**WHAT THE TASK REQUIRES:**
Transcribe the listing verbatim. Do not carry over any pictures.

**MATERIAL PROVIDED:**
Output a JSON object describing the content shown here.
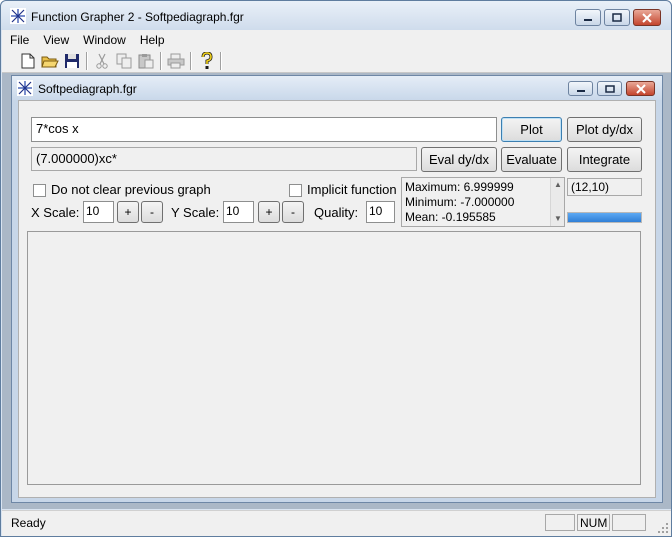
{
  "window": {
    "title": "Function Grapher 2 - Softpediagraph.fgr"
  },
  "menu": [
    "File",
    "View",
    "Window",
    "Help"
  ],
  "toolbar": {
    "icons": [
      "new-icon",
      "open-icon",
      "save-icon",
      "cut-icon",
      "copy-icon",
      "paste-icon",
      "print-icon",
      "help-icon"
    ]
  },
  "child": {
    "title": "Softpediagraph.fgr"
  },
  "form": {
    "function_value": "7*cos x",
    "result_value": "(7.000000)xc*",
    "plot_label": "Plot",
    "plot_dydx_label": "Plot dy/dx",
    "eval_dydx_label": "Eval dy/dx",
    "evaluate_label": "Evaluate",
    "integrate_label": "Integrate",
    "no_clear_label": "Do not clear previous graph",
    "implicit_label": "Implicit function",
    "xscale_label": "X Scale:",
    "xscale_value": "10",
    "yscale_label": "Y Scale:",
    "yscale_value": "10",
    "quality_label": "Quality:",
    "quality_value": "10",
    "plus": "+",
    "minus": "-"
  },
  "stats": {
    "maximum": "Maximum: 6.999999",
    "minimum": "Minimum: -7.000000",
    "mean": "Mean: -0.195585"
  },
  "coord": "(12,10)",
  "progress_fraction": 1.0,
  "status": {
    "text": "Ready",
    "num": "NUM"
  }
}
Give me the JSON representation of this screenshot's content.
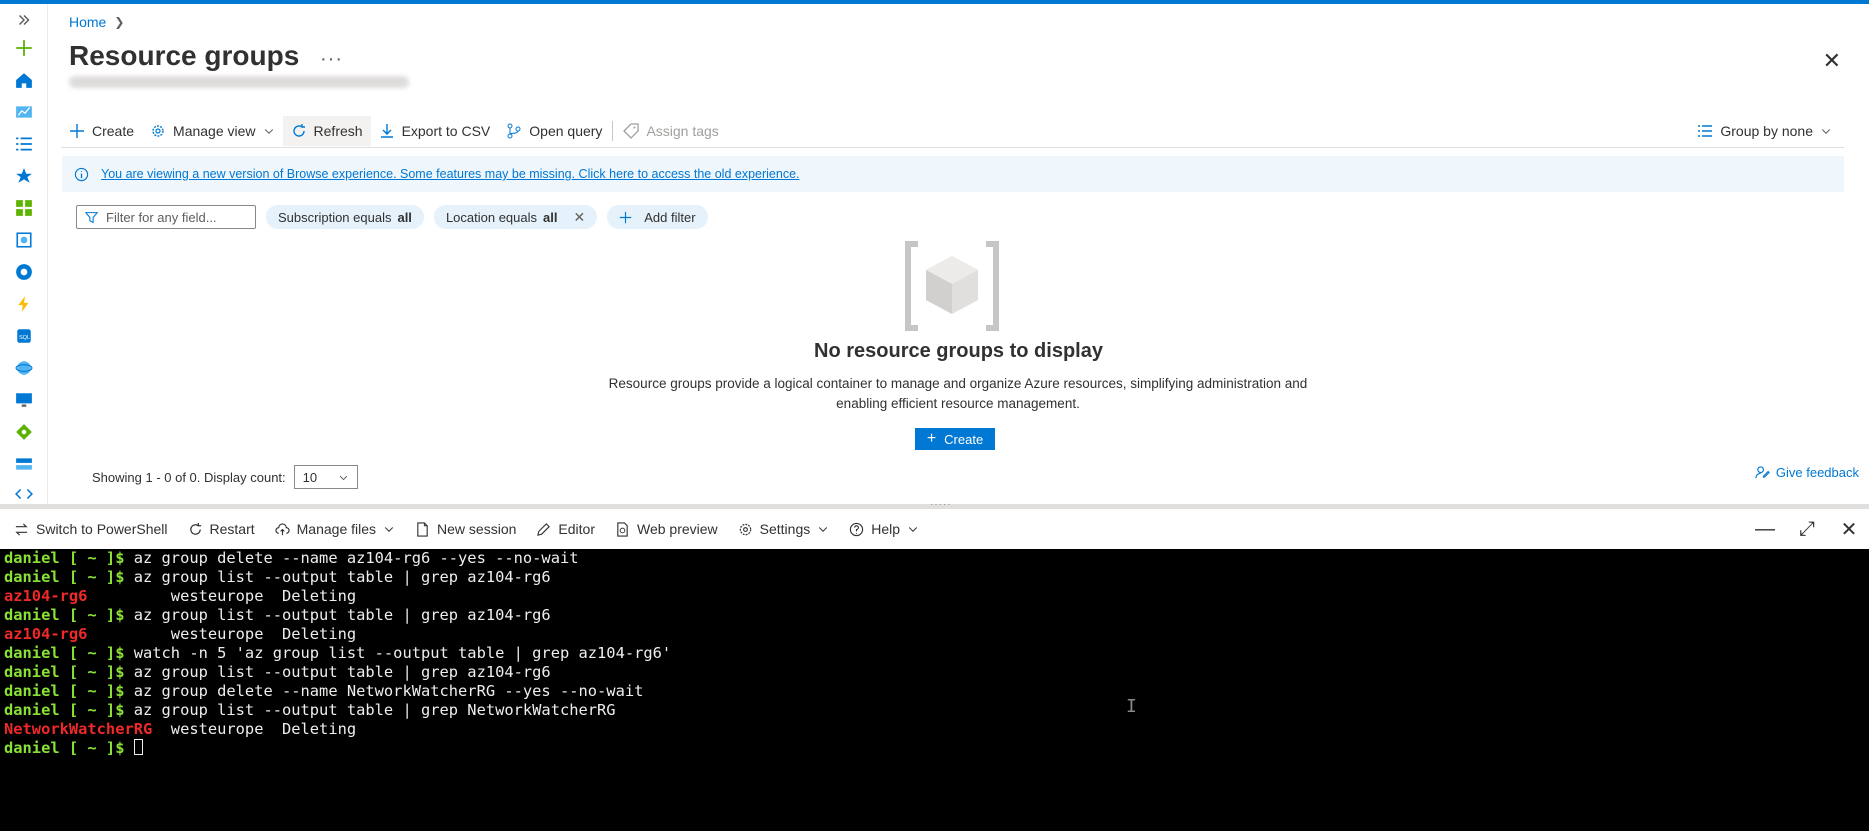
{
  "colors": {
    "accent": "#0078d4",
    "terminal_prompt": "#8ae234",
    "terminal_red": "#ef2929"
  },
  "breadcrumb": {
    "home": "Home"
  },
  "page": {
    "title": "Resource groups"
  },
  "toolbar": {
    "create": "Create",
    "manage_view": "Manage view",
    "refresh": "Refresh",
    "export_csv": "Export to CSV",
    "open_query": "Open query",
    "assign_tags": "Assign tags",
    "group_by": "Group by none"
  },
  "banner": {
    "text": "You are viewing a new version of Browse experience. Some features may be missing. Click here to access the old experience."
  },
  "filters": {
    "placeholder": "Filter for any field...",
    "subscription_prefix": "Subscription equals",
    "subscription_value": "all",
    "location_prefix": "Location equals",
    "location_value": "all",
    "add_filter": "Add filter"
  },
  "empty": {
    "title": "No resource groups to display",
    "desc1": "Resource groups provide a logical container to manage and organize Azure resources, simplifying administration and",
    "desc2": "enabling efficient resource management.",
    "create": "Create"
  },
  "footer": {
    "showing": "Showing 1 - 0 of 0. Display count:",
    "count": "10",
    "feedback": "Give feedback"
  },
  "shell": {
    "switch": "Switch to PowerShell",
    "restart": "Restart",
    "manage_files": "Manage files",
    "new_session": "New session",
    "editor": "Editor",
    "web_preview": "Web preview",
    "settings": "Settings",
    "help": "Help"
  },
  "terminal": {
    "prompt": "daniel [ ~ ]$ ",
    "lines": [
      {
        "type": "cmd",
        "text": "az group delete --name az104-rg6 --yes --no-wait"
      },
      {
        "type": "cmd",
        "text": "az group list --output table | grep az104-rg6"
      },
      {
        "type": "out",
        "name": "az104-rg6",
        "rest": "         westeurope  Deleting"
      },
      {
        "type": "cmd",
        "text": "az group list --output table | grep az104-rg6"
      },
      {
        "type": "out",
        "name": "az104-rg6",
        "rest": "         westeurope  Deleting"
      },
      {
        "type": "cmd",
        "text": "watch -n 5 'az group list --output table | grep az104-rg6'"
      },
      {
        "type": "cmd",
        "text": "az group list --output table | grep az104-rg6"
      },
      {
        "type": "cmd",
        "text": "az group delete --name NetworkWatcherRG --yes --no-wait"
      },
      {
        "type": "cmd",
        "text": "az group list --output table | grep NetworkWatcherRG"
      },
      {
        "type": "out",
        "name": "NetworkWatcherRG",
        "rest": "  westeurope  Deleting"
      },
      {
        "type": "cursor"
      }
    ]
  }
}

**EXERCISE SOLUTION:**
Output a JSON object describing the content shown here.
{
  "window": {
    "title": "Function Grapher 2 - Softpediagraph.fgr"
  },
  "menu": [
    "File",
    "View",
    "Window",
    "Help"
  ],
  "toolbar": {
    "icons": [
      "new-icon",
      "open-icon",
      "save-icon",
      "cut-icon",
      "copy-icon",
      "paste-icon",
      "print-icon",
      "help-icon"
    ]
  },
  "child": {
    "title": "Softpediagraph.fgr"
  },
  "form": {
    "function_value": "7*cos x",
    "result_value": "(7.000000)xc*",
    "plot_label": "Plot",
    "plot_dydx_label": "Plot dy/dx",
    "eval_dydx_label": "Eval dy/dx",
    "evaluate_label": "Evaluate",
    "integrate_label": "Integrate",
    "no_clear_label": "Do not clear previous graph",
    "implicit_label": "Implicit function",
    "xscale_label": "X Scale:",
    "xscale_value": "10",
    "yscale_label": "Y Scale:",
    "yscale_value": "10",
    "quality_label": "Quality:",
    "quality_value": "10",
    "plus": "+",
    "minus": "-"
  },
  "stats": {
    "maximum": "Maximum: 6.999999",
    "minimum": "Minimum: -7.000000",
    "mean": "Mean: -0.195585"
  },
  "coord": "(12,10)",
  "progress_fraction": 1.0,
  "status": {
    "text": "Ready",
    "num": "NUM"
  }
}
Give me the JSON representation of this screenshot's content.
{
  "colors": {
    "accent": "#0078d4",
    "terminal_prompt": "#8ae234",
    "terminal_red": "#ef2929"
  },
  "breadcrumb": {
    "home": "Home"
  },
  "page": {
    "title": "Resource groups"
  },
  "toolbar": {
    "create": "Create",
    "manage_view": "Manage view",
    "refresh": "Refresh",
    "export_csv": "Export to CSV",
    "open_query": "Open query",
    "assign_tags": "Assign tags",
    "group_by": "Group by none"
  },
  "banner": {
    "text": "You are viewing a new version of Browse experience. Some features may be missing. Click here to access the old experience."
  },
  "filters": {
    "placeholder": "Filter for any field...",
    "subscription_prefix": "Subscription equals",
    "subscription_value": "all",
    "location_prefix": "Location equals",
    "location_value": "all",
    "add_filter": "Add filter"
  },
  "empty": {
    "title": "No resource groups to display",
    "desc1": "Resource groups provide a logical container to manage and organize Azure resources, simplifying administration and",
    "desc2": "enabling efficient resource management.",
    "create": "Create"
  },
  "footer": {
    "showing": "Showing 1 - 0 of 0. Display count:",
    "count": "10",
    "feedback": "Give feedback"
  },
  "shell": {
    "switch": "Switch to PowerShell",
    "restart": "Restart",
    "manage_files": "Manage files",
    "new_session": "New session",
    "editor": "Editor",
    "web_preview": "Web preview",
    "settings": "Settings",
    "help": "Help"
  },
  "terminal": {
    "prompt": "daniel [ ~ ]$ ",
    "lines": [
      {
        "type": "cmd",
        "text": "az group delete --name az104-rg6 --yes --no-wait"
      },
      {
        "type": "cmd",
        "text": "az group list --output table | grep az104-rg6"
      },
      {
        "type": "out",
        "name": "az104-rg6",
        "rest": "         westeurope  Deleting"
      },
      {
        "type": "cmd",
        "text": "az group list --output table | grep az104-rg6"
      },
      {
        "type": "out",
        "name": "az104-rg6",
        "rest": "         westeurope  Deleting"
      },
      {
        "type": "cmd",
        "text": "watch -n 5 'az group list --output table | grep az104-rg6'"
      },
      {
        "type": "cmd",
        "text": "az group list --output table | grep az104-rg6"
      },
      {
        "type": "cmd",
        "text": "az group delete --name NetworkWatcherRG --yes --no-wait"
      },
      {
        "type": "cmd",
        "text": "az group list --output table | grep NetworkWatcherRG"
      },
      {
        "type": "out",
        "name": "NetworkWatcherRG",
        "rest": "  westeurope  Deleting"
      },
      {
        "type": "cursor"
      }
    ]
  }
}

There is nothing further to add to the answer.